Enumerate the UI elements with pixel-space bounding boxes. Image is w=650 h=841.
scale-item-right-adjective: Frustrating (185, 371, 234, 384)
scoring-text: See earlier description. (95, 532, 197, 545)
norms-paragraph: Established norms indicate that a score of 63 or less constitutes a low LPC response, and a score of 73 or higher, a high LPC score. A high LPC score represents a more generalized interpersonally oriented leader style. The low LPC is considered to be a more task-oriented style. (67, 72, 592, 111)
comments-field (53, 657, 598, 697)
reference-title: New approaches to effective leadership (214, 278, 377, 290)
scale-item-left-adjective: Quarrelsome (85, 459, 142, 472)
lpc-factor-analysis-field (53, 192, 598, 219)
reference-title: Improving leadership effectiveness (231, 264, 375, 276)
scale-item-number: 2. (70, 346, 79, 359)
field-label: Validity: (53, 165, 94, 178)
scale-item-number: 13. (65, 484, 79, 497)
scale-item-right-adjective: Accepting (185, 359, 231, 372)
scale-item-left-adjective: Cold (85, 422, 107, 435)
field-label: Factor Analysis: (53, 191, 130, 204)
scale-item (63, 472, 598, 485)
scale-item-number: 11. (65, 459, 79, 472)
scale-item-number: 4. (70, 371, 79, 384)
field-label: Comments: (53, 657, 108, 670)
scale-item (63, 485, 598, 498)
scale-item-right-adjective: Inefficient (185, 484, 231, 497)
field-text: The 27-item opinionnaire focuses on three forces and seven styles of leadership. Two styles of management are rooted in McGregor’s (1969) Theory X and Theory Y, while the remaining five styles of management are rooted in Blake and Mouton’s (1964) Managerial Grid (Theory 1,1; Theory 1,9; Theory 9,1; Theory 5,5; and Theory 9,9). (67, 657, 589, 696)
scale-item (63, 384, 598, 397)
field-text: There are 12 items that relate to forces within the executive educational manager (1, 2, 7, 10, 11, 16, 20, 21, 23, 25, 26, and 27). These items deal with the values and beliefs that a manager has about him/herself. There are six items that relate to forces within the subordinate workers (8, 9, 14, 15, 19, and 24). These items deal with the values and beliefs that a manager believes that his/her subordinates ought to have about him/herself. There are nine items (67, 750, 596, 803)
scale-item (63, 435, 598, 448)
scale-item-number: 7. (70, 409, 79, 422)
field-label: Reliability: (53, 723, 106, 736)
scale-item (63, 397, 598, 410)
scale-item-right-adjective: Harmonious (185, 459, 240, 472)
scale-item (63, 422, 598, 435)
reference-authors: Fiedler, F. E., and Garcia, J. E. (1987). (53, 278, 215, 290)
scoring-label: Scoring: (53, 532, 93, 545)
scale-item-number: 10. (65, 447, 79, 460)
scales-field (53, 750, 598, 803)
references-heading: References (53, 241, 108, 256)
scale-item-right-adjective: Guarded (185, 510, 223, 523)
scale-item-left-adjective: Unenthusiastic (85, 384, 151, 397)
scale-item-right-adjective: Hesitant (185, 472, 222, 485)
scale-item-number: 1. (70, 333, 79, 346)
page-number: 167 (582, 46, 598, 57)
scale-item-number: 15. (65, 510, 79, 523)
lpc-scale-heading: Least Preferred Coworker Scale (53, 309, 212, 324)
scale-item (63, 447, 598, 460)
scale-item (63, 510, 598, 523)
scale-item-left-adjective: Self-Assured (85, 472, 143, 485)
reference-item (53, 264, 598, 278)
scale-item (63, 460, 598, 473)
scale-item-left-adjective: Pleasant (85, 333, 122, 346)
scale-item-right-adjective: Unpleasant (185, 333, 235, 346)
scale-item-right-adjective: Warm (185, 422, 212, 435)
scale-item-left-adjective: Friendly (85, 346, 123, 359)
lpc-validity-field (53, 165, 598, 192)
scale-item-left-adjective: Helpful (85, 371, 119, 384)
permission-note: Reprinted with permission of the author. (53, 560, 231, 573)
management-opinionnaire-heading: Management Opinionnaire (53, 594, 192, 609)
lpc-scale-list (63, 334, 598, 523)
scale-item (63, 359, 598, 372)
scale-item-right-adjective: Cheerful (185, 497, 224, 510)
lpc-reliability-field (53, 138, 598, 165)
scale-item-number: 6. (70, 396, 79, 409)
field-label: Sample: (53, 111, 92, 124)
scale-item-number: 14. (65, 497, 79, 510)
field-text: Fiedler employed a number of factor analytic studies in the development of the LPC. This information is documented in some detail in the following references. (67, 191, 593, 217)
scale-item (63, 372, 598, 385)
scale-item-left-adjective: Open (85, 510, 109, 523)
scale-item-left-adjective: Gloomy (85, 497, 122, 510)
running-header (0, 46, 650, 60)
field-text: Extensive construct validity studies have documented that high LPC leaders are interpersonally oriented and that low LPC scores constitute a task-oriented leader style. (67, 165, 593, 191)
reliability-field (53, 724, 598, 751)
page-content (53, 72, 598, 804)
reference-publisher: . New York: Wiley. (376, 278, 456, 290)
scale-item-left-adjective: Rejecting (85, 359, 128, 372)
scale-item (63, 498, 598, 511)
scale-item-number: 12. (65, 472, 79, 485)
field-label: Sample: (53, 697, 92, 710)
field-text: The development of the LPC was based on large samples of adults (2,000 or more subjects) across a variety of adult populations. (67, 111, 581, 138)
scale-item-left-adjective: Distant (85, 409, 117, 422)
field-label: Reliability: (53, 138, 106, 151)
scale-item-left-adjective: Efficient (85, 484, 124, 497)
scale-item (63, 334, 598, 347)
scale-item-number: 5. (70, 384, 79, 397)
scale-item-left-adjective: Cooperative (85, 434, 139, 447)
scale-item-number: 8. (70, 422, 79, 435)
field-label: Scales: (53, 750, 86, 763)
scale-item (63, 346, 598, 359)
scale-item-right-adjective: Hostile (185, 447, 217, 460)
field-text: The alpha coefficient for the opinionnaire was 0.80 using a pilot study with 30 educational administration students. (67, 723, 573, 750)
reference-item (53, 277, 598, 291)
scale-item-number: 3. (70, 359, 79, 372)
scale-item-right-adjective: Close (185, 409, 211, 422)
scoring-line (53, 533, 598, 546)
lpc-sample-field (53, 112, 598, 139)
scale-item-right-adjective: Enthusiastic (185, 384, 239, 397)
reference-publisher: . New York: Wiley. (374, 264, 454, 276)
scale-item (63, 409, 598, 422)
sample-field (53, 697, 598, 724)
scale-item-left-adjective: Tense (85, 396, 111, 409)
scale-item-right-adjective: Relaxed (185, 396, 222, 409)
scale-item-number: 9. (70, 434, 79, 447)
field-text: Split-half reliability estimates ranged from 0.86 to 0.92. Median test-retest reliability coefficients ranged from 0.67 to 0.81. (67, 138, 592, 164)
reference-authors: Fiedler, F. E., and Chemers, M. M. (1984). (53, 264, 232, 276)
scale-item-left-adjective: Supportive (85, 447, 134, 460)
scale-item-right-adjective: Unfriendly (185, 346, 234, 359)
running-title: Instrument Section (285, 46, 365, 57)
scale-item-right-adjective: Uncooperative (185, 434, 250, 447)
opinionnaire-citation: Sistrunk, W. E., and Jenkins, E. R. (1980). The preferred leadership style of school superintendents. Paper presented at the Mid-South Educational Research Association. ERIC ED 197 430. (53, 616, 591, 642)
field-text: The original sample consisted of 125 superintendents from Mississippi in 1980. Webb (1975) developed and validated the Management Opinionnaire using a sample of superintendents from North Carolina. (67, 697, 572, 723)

=======

Given instruction ▸ Copy out every line of the listing above exactly as it appears.

Solution to the exercise ▸
Enumerate the UI elements with pixel-space bounding boxes. Image is w=650 h=841.
scale-item-right-adjective: Frustrating (185, 371, 234, 384)
scoring-text: See earlier description. (95, 532, 197, 545)
norms-paragraph: Established norms indicate that a score of 63 or less constitutes a low LPC response, and a score of 73 or higher, a high LPC score. A high LPC score represents a more generalized interpersonally oriented leader style. The low LPC is considered to be a more task-oriented style. (67, 72, 592, 111)
comments-field (53, 657, 598, 697)
reference-title: New approaches to effective leadership (214, 278, 377, 290)
scale-item-left-adjective: Quarrelsome (85, 459, 142, 472)
lpc-factor-analysis-field (53, 192, 598, 219)
reference-title: Improving leadership effectiveness (231, 264, 375, 276)
scale-item-number: 2. (70, 346, 79, 359)
field-label: Validity: (53, 165, 94, 178)
scale-item-number: 13. (65, 484, 79, 497)
scale-item-right-adjective: Accepting (185, 359, 231, 372)
scale-item-left-adjective: Cold (85, 422, 107, 435)
field-label: Factor Analysis: (53, 191, 130, 204)
scale-item (63, 472, 598, 485)
scale-item-number: 11. (65, 459, 79, 472)
scale-item-number: 4. (70, 371, 79, 384)
field-label: Comments: (53, 657, 108, 670)
scale-item (63, 485, 598, 498)
scale-item-right-adjective: Inefficient (185, 484, 231, 497)
field-text: The 27-item opinionnaire focuses on three forces and seven styles of leadership. Two styles of management are rooted in McGregor’s (1969) Theory X and Theory Y, while the remaining five styles of management are rooted in Blake and Mouton’s (1964) Managerial Grid (Theory 1,1; Theory 1,9; Theory 9,1; Theory 5,5; and Theory 9,9). (67, 657, 589, 696)
scale-item (63, 384, 598, 397)
field-text: There are 12 items that relate to forces within the executive educational manager (1, 2, 7, 10, 11, 16, 20, 21, 23, 25, 26, and 27). These items deal with the values and beliefs that a manager has about him/herself. There are six items that relate to forces within the subordinate workers (8, 9, 14, 15, 19, and 24). These items deal with the values and beliefs that a manager believes that his/her subordinates ought to have about him/herself. There are nine items (67, 750, 596, 803)
scale-item (63, 435, 598, 448)
scale-item-number: 7. (70, 409, 79, 422)
field-label: Reliability: (53, 723, 106, 736)
scale-item (63, 397, 598, 410)
scale-item-right-adjective: Harmonious (185, 459, 240, 472)
scale-item (63, 422, 598, 435)
reference-authors: Fiedler, F. E., and Garcia, J. E. (1987). (53, 278, 215, 290)
scoring-label: Scoring: (53, 532, 93, 545)
scale-item-number: 10. (65, 447, 79, 460)
scales-field (53, 750, 598, 803)
references-heading: References (53, 241, 108, 256)
scale-item-right-adjective: Guarded (185, 510, 223, 523)
scale-item-left-adjective: Unenthusiastic (85, 384, 151, 397)
scale-item-right-adjective: Hesitant (185, 472, 222, 485)
scale-item-number: 1. (70, 333, 79, 346)
page-number: 167 (582, 46, 598, 57)
scale-item-number: 15. (65, 510, 79, 523)
lpc-scale-heading: Least Preferred Coworker Scale (53, 309, 212, 324)
scale-item (63, 447, 598, 460)
scale-item (63, 510, 598, 523)
scale-item-left-adjective: Self-Assured (85, 472, 143, 485)
reference-item (53, 264, 598, 278)
scale-item (63, 460, 598, 473)
scale-item-left-adjective: Pleasant (85, 333, 122, 346)
scale-item-right-adjective: Unpleasant (185, 333, 235, 346)
scale-item-right-adjective: Warm (185, 422, 212, 435)
scale-item-left-adjective: Friendly (85, 346, 123, 359)
lpc-validity-field (53, 165, 598, 192)
scale-item-left-adjective: Helpful (85, 371, 119, 384)
permission-note: Reprinted with permission of the author. (53, 560, 231, 573)
management-opinionnaire-heading: Management Opinionnaire (53, 594, 192, 609)
lpc-scale-list (63, 334, 598, 523)
scale-item (63, 359, 598, 372)
scale-item-right-adjective: Cheerful (185, 497, 224, 510)
lpc-reliability-field (53, 138, 598, 165)
scale-item-number: 6. (70, 396, 79, 409)
field-label: Sample: (53, 111, 92, 124)
scale-item-number: 14. (65, 497, 79, 510)
field-text: Fiedler employed a number of factor analytic studies in the development of the LPC. This information is documented in some detail in the following references. (67, 191, 593, 217)
scale-item (63, 372, 598, 385)
scale-item-left-adjective: Open (85, 510, 109, 523)
scale-item-left-adjective: Gloomy (85, 497, 122, 510)
running-header (0, 46, 650, 60)
field-text: Extensive construct validity studies have documented that high LPC leaders are interpersonally oriented and that low LPC scores constitute a task-oriented leader style. (67, 165, 593, 191)
reliability-field (53, 724, 598, 751)
page-content (53, 72, 598, 804)
reference-publisher: . New York: Wiley. (376, 278, 456, 290)
scale-item-left-adjective: Rejecting (85, 359, 128, 372)
scale-item (63, 498, 598, 511)
scale-item-number: 12. (65, 472, 79, 485)
field-label: Sample: (53, 697, 92, 710)
field-text: The development of the LPC was based on large samples of adults (2,000 or more subjects) across a variety of adult populations. (67, 111, 581, 138)
scale-item-left-adjective: Distant (85, 409, 117, 422)
field-label: Reliability: (53, 138, 106, 151)
scale-item-left-adjective: Efficient (85, 484, 124, 497)
scale-item (63, 334, 598, 347)
scale-item-number: 5. (70, 384, 79, 397)
scale-item-left-adjective: Cooperative (85, 434, 139, 447)
scale-item-number: 8. (70, 422, 79, 435)
field-label: Scales: (53, 750, 86, 763)
scale-item (63, 346, 598, 359)
scale-item-right-adjective: Hostile (185, 447, 217, 460)
field-text: The alpha coefficient for the opinionnaire was 0.80 using a pilot study with 30 educational administration students. (67, 723, 573, 750)
reference-item (53, 277, 598, 291)
scale-item-number: 3. (70, 359, 79, 372)
scale-item-right-adjective: Close (185, 409, 211, 422)
scoring-line (53, 533, 598, 546)
lpc-sample-field (53, 112, 598, 139)
scale-item-right-adjective: Enthusiastic (185, 384, 239, 397)
reference-publisher: . New York: Wiley. (374, 264, 454, 276)
scale-item (63, 409, 598, 422)
sample-field (53, 697, 598, 724)
scale-item-left-adjective: Tense (85, 396, 111, 409)
scale-item-right-adjective: Relaxed (185, 396, 222, 409)
scale-item-number: 9. (70, 434, 79, 447)
field-text: Split-half reliability estimates ranged from 0.86 to 0.92. Median test-retest reliability coefficients ranged from 0.67 to 0.81. (67, 138, 592, 164)
reference-authors: Fiedler, F. E., and Chemers, M. M. (1984). (53, 264, 232, 276)
scale-item-left-adjective: Supportive (85, 447, 134, 460)
scale-item-right-adjective: Unfriendly (185, 346, 234, 359)
running-title: Instrument Section (285, 46, 365, 57)
scale-item-right-adjective: Uncooperative (185, 434, 250, 447)
opinionnaire-citation: Sistrunk, W. E., and Jenkins, E. R. (1980). The preferred leadership style of school superintendents. Paper presented at the Mid-South Educational Research Association. ERIC ED 197 430. (53, 616, 591, 642)
field-text: The original sample consisted of 125 superintendents from Mississippi in 1980. Webb (1975) developed and validated the Management Opinionnaire using a sample of superintendents from North Carolina. (67, 697, 572, 723)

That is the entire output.